- _Problem to work on_:
Your task is to output all the records below, word for word.

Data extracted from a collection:
-- Start --

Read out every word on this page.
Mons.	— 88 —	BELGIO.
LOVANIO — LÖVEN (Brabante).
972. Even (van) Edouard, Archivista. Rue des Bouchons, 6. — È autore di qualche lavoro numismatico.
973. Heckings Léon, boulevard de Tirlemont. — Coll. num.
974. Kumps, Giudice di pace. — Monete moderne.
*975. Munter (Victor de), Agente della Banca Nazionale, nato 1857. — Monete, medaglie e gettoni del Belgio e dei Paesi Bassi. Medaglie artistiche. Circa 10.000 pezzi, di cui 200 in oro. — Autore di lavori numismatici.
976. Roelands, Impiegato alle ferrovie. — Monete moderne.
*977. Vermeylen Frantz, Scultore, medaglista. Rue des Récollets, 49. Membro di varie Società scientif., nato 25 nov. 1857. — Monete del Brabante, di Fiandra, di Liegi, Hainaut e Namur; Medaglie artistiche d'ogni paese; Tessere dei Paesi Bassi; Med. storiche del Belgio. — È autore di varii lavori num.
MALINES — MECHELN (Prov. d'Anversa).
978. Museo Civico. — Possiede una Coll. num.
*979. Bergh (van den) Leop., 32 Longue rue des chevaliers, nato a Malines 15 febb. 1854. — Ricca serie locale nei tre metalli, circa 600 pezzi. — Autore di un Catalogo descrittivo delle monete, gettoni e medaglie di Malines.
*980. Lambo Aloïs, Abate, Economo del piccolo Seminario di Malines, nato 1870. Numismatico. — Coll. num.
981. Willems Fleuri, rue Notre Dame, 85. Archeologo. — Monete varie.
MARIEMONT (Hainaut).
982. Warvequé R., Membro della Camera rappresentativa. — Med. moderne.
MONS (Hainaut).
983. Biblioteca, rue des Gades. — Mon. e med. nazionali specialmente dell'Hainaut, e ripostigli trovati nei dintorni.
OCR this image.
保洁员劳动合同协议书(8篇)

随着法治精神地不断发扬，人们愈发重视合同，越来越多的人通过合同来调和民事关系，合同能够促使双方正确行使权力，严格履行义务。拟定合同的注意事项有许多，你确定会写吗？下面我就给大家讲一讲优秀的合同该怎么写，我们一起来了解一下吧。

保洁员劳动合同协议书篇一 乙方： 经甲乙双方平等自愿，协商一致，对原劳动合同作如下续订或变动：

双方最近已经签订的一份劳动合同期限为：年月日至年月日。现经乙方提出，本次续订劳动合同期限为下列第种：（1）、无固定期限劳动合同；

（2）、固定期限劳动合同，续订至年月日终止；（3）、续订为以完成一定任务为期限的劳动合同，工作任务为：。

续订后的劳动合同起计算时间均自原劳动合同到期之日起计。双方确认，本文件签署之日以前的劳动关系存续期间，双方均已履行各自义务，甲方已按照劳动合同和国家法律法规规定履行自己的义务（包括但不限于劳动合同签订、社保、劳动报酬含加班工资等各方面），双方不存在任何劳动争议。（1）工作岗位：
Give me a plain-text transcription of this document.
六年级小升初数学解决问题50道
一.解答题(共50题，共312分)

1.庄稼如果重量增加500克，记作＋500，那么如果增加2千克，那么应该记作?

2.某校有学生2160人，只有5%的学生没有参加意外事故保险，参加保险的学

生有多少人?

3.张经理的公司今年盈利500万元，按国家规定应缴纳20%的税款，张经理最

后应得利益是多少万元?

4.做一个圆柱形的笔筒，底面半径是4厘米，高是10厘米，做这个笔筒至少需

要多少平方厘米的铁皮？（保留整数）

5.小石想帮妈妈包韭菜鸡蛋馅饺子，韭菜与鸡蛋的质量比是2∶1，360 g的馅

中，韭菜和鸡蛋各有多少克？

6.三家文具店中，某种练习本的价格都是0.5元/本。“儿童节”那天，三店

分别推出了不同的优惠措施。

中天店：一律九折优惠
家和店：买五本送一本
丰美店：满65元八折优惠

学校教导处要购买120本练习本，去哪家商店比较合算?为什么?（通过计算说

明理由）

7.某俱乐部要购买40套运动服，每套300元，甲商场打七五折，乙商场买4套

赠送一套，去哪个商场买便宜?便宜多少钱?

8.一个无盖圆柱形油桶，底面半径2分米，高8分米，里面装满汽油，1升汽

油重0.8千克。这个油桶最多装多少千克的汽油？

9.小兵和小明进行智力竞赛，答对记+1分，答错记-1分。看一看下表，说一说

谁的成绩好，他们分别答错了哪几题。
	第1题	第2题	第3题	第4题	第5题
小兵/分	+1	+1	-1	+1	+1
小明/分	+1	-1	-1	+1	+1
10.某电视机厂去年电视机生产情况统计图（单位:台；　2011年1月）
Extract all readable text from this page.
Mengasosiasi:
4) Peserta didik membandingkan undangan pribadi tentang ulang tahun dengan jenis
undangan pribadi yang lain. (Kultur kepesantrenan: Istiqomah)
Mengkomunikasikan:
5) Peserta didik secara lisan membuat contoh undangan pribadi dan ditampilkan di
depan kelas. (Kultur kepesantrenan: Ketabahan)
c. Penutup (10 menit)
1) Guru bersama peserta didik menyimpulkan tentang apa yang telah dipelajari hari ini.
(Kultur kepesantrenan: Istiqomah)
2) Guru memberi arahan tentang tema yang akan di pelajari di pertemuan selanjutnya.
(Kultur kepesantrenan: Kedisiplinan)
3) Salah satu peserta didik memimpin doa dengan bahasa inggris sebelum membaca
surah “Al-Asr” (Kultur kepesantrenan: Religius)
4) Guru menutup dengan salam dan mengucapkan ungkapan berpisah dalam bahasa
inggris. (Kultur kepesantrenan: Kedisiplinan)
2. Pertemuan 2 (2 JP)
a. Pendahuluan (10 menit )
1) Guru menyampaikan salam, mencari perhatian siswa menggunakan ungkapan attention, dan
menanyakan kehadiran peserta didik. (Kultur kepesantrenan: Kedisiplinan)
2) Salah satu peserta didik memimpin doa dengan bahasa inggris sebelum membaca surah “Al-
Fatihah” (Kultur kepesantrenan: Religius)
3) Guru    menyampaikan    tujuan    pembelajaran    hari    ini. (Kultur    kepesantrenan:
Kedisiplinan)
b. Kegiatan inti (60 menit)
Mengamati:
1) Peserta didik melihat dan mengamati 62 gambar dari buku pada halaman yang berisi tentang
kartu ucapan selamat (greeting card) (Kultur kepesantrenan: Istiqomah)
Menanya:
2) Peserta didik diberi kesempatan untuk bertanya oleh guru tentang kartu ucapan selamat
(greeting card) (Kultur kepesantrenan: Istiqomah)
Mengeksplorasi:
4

-- End --

- _Task answer_:
Read out every word on this page.
Mons.	— 88 —	BELGIO.
LOVANIO — LÖVEN (Brabante).
972. Even (van) Edouard, Archivista. Rue des Bouchons, 6. — È autore di qualche lavoro numismatico.
973. Heckings Léon, boulevard de Tirlemont. — Coll. num.
974. Kumps, Giudice di pace. — Monete moderne.
*975. Munter (Victor de), Agente della Banca Nazionale, nato 1857. — Monete, medaglie e gettoni del Belgio e dei Paesi Bassi. Medaglie artistiche. Circa 10.000 pezzi, di cui 200 in oro. — Autore di lavori numismatici.
976. Roelands, Impiegato alle ferrovie. — Monete moderne.
*977. Vermeylen Frantz, Scultore, medaglista. Rue des Récollets, 49. Membro di varie Società scientif., nato 25 nov. 1857. — Monete del Brabante, di Fiandra, di Liegi, Hainaut e Namur; Medaglie artistiche d'ogni paese; Tessere dei Paesi Bassi; Med. storiche del Belgio. — È autore di varii lavori num.
MALINES — MECHELN (Prov. d'Anversa).
978. Museo Civico. — Possiede una Coll. num.
*979. Bergh (van den) Leop., 32 Longue rue des chevaliers, nato a Malines 15 febb. 1854. — Ricca serie locale nei tre metalli, circa 600 pezzi. — Autore di un Catalogo descrittivo delle monete, gettoni e medaglie di Malines.
*980. Lambo Aloïs, Abate, Economo del piccolo Seminario di Malines, nato 1870. Numismatico. — Coll. num.
981. Willems Fleuri, rue Notre Dame, 85. Archeologo. — Monete varie.
MARIEMONT (Hainaut).
982. Warvequé R., Membro della Camera rappresentativa. — Med. moderne.
MONS (Hainaut).
983. Biblioteca, rue des Gades. — Mon. e med. nazionali specialmente dell'Hainaut, e ripostigli trovati nei dintorni.
OCR this image.
保洁员劳动合同协议书(8篇)

随着法治精神地不断发扬，人们愈发重视合同，越来越多的人通过合同来调和民事关系，合同能够促使双方正确行使权力，严格履行义务。拟定合同的注意事项有许多，你确定会写吗？下面我就给大家讲一讲优秀的合同该怎么写，我们一起来了解一下吧。

保洁员劳动合同协议书篇一 乙方： 经甲乙双方平等自愿，协商一致，对原劳动合同作如下续订或变动：

双方最近已经签订的一份劳动合同期限为：年月日至年月日。现经乙方提出，本次续订劳动合同期限为下列第种：（1）、无固定期限劳动合同；

（2）、固定期限劳动合同，续订至年月日终止；（3）、续订为以完成一定任务为期限的劳动合同，工作任务为：。

续订后的劳动合同起计算时间均自原劳动合同到期之日起计。双方确认，本文件签署之日以前的劳动关系存续期间，双方均已履行各自义务，甲方已按照劳动合同和国家法律法规规定履行自己的义务（包括但不限于劳动合同签订、社保、劳动报酬含加班工资等各方面），双方不存在任何劳动争议。（1）工作岗位：
Give me a plain-text transcription of this document.
六年级小升初数学解决问题50道
一.解答题(共50题，共312分)

1.庄稼如果重量增加500克，记作＋500，那么如果增加2千克，那么应该记作?

2.某校有学生2160人，只有5%的学生没有参加意外事故保险，参加保险的学

生有多少人?

3.张经理的公司今年盈利500万元，按国家规定应缴纳20%的税款，张经理最

后应得利益是多少万元?

4.做一个圆柱形的笔筒，底面半径是4厘米，高是10厘米，做这个笔筒至少需

要多少平方厘米的铁皮？（保留整数）

5.小石想帮妈妈包韭菜鸡蛋馅饺子，韭菜与鸡蛋的质量比是2∶1，360 g的馅

中，韭菜和鸡蛋各有多少克？

6.三家文具店中，某种练习本的价格都是0.5元/本。“儿童节”那天，三店

分别推出了不同的优惠措施。

中天店：一律九折优惠
家和店：买五本送一本
丰美店：满65元八折优惠

学校教导处要购买120本练习本，去哪家商店比较合算?为什么?（通过计算说

明理由）

7.某俱乐部要购买40套运动服，每套300元，甲商场打七五折，乙商场买4套

赠送一套，去哪个商场买便宜?便宜多少钱?

8.一个无盖圆柱形油桶，底面半径2分米，高8分米，里面装满汽油，1升汽

油重0.8千克。这个油桶最多装多少千克的汽油？

9.小兵和小明进行智力竞赛，答对记+1分，答错记-1分。看一看下表，说一说

谁的成绩好，他们分别答错了哪几题。
	第1题	第2题	第3题	第4题	第5题
小兵/分	+1	+1	-1	+1	+1
小明/分	+1	-1	-1	+1	+1
10.某电视机厂去年电视机生产情况统计图（单位:台；　2011年1月）
Extract all readable text from this page.
Mengasosiasi:
4) Peserta didik membandingkan undangan pribadi tentang ulang tahun dengan jenis
undangan pribadi yang lain. (Kultur kepesantrenan: Istiqomah)
Mengkomunikasikan:
5) Peserta didik secara lisan membuat contoh undangan pribadi dan ditampilkan di
depan kelas. (Kultur kepesantrenan: Ketabahan)
c. Penutup (10 menit)
1) Guru bersama peserta didik menyimpulkan tentang apa yang telah dipelajari hari ini.
(Kultur kepesantrenan: Istiqomah)
2) Guru memberi arahan tentang tema yang akan di pelajari di pertemuan selanjutnya.
(Kultur kepesantrenan: Kedisiplinan)
3) Salah satu peserta didik memimpin doa dengan bahasa inggris sebelum membaca
surah “Al-Asr” (Kultur kepesantrenan: Religius)
4) Guru menutup dengan salam dan mengucapkan ungkapan berpisah dalam bahasa
inggris. (Kultur kepesantrenan: Kedisiplinan)
2. Pertemuan 2 (2 JP)
a. Pendahuluan (10 menit )
1) Guru menyampaikan salam, mencari perhatian siswa menggunakan ungkapan attention, dan
menanyakan kehadiran peserta didik. (Kultur kepesantrenan: Kedisiplinan)
2) Salah satu peserta didik memimpin doa dengan bahasa inggris sebelum membaca surah “Al-
Fatihah” (Kultur kepesantrenan: Religius)
3) Guru    menyampaikan    tujuan    pembelajaran    hari    ini. (Kultur    kepesantrenan:
Kedisiplinan)
b. Kegiatan inti (60 menit)
Mengamati:
1) Peserta didik melihat dan mengamati 62 gambar dari buku pada halaman yang berisi tentang
kartu ucapan selamat (greeting card) (Kultur kepesantrenan: Istiqomah)
Menanya:
2) Peserta didik diberi kesempatan untuk bertanya oleh guru tentang kartu ucapan selamat
(greeting card) (Kultur kepesantrenan: Istiqomah)
Mengeksplorasi:
4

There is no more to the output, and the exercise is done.